Tally the lines that contain "более" and report the total alone.

━━━━━━━━━━━━━━━━

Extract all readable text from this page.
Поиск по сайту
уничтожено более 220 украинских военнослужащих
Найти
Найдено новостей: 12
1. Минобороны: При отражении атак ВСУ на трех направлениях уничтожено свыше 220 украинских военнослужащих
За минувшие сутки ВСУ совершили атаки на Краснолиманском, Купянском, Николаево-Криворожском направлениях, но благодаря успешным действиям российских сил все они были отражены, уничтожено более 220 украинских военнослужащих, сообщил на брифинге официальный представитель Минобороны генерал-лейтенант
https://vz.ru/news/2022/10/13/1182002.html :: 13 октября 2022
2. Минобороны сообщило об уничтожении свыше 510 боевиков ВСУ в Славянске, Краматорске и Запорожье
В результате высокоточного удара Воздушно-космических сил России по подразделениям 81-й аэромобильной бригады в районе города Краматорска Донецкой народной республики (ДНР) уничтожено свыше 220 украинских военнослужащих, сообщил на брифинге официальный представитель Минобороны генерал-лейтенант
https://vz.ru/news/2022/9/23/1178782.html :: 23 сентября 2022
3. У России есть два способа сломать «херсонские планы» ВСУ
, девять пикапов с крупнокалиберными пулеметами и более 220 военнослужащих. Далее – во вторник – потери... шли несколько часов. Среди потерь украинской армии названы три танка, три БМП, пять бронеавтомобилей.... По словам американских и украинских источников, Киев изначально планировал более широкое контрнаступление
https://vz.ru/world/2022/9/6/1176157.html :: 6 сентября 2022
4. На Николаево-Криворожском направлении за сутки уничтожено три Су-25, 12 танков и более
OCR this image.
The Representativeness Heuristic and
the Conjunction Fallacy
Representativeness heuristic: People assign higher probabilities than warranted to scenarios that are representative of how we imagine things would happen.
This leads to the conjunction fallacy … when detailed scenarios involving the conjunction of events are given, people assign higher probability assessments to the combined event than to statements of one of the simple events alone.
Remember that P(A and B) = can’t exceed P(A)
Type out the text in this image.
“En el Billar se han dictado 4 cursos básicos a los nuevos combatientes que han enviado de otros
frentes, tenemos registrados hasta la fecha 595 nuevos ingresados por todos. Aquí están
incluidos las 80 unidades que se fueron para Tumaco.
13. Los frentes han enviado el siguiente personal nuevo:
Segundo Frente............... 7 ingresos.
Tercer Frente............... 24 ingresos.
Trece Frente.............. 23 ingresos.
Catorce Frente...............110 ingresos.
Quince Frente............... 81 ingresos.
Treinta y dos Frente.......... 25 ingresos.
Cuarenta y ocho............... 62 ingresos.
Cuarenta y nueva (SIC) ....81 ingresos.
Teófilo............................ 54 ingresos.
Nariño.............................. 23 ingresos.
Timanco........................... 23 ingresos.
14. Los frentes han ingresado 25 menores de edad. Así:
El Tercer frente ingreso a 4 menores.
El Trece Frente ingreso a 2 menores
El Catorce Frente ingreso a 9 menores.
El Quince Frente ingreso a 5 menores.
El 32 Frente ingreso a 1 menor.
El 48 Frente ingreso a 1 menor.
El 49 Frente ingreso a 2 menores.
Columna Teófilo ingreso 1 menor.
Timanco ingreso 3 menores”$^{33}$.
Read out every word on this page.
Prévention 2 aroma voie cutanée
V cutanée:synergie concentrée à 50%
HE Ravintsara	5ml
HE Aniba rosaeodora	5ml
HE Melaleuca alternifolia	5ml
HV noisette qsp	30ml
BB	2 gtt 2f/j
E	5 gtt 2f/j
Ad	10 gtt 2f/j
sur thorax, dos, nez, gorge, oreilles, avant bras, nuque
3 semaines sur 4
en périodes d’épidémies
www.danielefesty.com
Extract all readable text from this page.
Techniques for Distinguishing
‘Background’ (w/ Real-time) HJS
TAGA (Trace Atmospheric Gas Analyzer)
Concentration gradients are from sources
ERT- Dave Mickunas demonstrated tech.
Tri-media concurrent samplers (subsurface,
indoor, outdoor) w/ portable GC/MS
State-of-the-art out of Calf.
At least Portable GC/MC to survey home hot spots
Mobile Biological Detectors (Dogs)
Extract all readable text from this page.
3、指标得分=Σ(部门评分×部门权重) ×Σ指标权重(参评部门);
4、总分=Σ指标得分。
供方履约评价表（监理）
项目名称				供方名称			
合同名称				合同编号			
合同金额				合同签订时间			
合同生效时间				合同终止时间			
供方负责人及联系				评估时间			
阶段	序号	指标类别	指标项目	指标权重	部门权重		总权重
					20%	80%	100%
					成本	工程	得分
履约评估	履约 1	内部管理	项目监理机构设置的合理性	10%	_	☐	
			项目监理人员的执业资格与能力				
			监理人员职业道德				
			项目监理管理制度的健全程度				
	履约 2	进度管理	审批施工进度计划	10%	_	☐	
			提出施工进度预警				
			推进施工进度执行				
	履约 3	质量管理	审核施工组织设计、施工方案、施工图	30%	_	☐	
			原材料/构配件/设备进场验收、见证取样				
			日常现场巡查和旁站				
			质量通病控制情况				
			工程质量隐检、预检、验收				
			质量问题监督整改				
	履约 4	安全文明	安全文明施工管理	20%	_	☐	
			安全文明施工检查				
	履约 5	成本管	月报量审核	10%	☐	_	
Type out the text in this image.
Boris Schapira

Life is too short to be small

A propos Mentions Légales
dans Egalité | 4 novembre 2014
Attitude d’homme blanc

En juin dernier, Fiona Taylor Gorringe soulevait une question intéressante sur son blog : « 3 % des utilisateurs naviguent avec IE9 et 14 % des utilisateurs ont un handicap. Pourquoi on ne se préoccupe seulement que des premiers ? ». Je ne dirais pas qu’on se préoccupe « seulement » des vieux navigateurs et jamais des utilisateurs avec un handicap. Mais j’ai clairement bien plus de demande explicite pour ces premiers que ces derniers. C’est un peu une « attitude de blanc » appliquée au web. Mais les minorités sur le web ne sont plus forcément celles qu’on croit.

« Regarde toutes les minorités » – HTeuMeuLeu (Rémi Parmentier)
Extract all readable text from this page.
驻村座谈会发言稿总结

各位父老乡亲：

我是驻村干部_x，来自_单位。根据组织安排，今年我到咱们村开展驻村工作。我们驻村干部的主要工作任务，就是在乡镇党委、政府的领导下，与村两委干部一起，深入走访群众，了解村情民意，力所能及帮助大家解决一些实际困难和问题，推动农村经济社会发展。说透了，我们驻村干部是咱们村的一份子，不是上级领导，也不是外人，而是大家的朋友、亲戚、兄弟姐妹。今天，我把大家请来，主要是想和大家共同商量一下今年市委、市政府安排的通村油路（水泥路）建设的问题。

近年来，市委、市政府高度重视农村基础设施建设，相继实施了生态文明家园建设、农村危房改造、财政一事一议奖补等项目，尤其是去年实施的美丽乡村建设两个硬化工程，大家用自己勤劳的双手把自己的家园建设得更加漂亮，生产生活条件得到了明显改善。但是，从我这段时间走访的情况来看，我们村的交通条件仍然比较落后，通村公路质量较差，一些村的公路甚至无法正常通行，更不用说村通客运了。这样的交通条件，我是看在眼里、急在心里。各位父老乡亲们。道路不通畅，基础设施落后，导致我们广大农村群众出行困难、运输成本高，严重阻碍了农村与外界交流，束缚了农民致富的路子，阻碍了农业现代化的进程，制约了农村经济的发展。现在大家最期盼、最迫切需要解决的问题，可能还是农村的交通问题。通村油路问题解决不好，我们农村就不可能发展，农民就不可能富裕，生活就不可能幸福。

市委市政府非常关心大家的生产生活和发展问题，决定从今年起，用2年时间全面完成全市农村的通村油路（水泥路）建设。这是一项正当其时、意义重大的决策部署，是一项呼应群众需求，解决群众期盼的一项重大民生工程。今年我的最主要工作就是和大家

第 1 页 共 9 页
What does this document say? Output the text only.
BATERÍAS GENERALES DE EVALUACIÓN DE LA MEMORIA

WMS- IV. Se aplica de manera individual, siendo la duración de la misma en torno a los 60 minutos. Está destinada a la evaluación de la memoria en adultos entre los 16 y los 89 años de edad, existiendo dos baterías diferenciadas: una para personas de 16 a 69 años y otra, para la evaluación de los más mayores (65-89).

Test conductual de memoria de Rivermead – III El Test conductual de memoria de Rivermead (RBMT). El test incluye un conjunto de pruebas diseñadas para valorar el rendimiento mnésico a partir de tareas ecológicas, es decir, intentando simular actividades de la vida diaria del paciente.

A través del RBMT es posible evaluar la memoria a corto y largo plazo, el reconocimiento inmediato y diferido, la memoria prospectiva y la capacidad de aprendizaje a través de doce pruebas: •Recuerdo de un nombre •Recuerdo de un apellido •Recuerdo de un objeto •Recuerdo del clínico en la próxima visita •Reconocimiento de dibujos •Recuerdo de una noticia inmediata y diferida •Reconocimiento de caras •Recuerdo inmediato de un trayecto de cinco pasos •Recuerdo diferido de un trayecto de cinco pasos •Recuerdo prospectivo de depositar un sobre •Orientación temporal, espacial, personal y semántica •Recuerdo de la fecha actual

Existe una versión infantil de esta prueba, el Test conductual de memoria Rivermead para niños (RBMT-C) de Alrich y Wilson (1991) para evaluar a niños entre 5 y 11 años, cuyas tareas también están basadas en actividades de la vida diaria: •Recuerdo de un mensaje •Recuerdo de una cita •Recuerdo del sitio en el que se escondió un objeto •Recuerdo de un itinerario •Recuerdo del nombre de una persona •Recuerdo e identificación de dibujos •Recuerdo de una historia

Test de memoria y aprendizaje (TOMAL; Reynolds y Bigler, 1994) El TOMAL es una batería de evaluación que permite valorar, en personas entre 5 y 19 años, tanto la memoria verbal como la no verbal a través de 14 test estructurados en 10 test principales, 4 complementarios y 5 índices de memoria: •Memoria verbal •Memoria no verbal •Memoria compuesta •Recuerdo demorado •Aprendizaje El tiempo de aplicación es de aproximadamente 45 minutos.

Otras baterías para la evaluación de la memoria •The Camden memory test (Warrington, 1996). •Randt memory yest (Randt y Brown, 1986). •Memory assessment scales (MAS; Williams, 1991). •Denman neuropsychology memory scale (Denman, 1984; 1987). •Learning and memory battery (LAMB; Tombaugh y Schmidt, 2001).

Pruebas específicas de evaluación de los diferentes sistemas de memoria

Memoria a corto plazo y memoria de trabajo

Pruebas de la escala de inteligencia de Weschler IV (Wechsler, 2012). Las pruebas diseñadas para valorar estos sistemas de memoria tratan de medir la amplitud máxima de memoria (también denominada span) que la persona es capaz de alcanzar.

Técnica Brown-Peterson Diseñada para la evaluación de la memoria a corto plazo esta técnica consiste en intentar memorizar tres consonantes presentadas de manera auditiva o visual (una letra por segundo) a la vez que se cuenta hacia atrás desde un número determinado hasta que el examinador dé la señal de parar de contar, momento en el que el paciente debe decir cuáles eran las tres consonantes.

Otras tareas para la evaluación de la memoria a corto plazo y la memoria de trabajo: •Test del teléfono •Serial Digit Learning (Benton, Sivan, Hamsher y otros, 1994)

━━━━━━━━━━━━━━━━

▶ Solved problem: 4